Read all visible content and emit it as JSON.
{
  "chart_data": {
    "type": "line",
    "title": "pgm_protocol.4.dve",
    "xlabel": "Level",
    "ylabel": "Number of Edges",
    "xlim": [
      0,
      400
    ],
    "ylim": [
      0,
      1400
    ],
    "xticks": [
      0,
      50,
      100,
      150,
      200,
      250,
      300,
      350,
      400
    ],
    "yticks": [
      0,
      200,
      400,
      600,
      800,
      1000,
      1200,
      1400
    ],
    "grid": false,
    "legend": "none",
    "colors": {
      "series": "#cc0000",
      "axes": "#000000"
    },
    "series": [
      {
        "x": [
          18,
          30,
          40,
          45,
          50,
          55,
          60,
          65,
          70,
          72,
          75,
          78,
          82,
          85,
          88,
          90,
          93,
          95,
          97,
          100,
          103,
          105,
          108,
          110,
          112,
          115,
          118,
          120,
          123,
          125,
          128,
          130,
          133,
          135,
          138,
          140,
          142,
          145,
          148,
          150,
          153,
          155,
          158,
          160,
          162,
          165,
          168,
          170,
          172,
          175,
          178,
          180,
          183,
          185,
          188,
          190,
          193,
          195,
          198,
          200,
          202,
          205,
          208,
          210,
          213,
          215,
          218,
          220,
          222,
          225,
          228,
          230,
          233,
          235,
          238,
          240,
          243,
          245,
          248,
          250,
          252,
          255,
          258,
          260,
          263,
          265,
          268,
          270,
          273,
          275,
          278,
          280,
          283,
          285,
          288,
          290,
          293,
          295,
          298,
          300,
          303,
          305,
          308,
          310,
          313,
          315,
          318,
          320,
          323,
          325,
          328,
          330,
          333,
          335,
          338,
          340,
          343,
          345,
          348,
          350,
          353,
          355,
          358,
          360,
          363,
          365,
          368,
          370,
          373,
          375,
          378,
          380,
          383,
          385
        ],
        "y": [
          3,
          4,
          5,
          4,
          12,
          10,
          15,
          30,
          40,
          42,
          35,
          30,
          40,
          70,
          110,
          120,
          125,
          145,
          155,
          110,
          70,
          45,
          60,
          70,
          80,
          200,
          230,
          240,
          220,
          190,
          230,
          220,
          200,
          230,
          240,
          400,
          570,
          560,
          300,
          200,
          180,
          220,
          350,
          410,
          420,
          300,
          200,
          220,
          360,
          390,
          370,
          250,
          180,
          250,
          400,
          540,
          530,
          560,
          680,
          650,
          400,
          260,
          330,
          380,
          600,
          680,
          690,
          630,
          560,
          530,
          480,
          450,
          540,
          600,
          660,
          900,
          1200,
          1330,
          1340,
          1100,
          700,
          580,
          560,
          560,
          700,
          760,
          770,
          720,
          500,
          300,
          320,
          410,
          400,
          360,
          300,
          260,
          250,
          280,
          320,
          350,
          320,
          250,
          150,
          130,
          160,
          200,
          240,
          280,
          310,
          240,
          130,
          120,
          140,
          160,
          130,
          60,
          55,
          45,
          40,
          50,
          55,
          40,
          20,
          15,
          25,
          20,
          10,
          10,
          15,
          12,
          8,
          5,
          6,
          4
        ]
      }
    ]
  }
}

# # # # # # #

— STATED TASK —
The records above should be returned exactly.

— COMPLETED TASK —
Read all visible content and emit it as JSON.
{
  "chart_data": {
    "type": "line",
    "title": "pgm_protocol.4.dve",
    "xlabel": "Level",
    "ylabel": "Number of Edges",
    "xlim": [
      0,
      400
    ],
    "ylim": [
      0,
      1400
    ],
    "xticks": [
      0,
      50,
      100,
      150,
      200,
      250,
      300,
      350,
      400
    ],
    "yticks": [
      0,
      200,
      400,
      600,
      800,
      1000,
      1200,
      1400
    ],
    "grid": false,
    "legend": "none",
    "colors": {
      "series": "#cc0000",
      "axes": "#000000"
    },
    "series": [
      {
        "x": [
          18,
          30,
          40,
          45,
          50,
          55,
          60,
          65,
          70,
          72,
          75,
          78,
          82,
          85,
          88,
          90,
          93,
          95,
          97,
          100,
          103,
          105,
          108,
          110,
          112,
          115,
          118,
          120,
          123,
          125,
          128,
          130,
          133,
          135,
          138,
          140,
          142,
          145,
          148,
          150,
          153,
          155,
          158,
          160,
          162,
          165,
          168,
          170,
          172,
          175,
          178,
          180,
          183,
          185,
          188,
          190,
          193,
          195,
          198,
          200,
          202,
          205,
          208,
          210,
          213,
          215,
          218,
          220,
          222,
          225,
          228,
          230,
          233,
          235,
          238,
          240,
          243,
          245,
          248,
          250,
          252,
          255,
          258,
          260,
          263,
          265,
          268,
          270,
          273,
          275,
          278,
          280,
          283,
          285,
          288,
          290,
          293,
          295,
          298,
          300,
          303,
          305,
          308,
          310,
          313,
          315,
          318,
          320,
          323,
          325,
          328,
          330,
          333,
          335,
          338,
          340,
          343,
          345,
          348,
          350,
          353,
          355,
          358,
          360,
          363,
          365,
          368,
          370,
          373,
          375,
          378,
          380,
          383,
          385
        ],
        "y": [
          3,
          4,
          5,
          4,
          12,
          10,
          15,
          30,
          40,
          42,
          35,
          30,
          40,
          70,
          110,
          120,
          125,
          145,
          155,
          110,
          70,
          45,
          60,
          70,
          80,
          200,
          230,
          240,
          220,
          190,
          230,
          220,
          200,
          230,
          240,
          400,
          570,
          560,
          300,
          200,
          180,
          220,
          350,
          410,
          420,
          300,
          200,
          220,
          360,
          390,
          370,
          250,
          180,
          250,
          400,
          540,
          530,
          560,
          680,
          650,
          400,
          260,
          330,
          380,
          600,
          680,
          690,
          630,
          560,
          530,
          480,
          450,
          540,
          600,
          660,
          900,
          1200,
          1330,
          1340,
          1100,
          700,
          580,
          560,
          560,
          700,
          760,
          770,
          720,
          500,
          300,
          320,
          410,
          400,
          360,
          300,
          260,
          250,
          280,
          320,
          350,
          320,
          250,
          150,
          130,
          160,
          200,
          240,
          280,
          310,
          240,
          130,
          120,
          140,
          160,
          130,
          60,
          55,
          45,
          40,
          50,
          55,
          40,
          20,
          15,
          25,
          20,
          10,
          10,
          15,
          12,
          8,
          5,
          6,
          4
        ]
      }
    ]
  }
}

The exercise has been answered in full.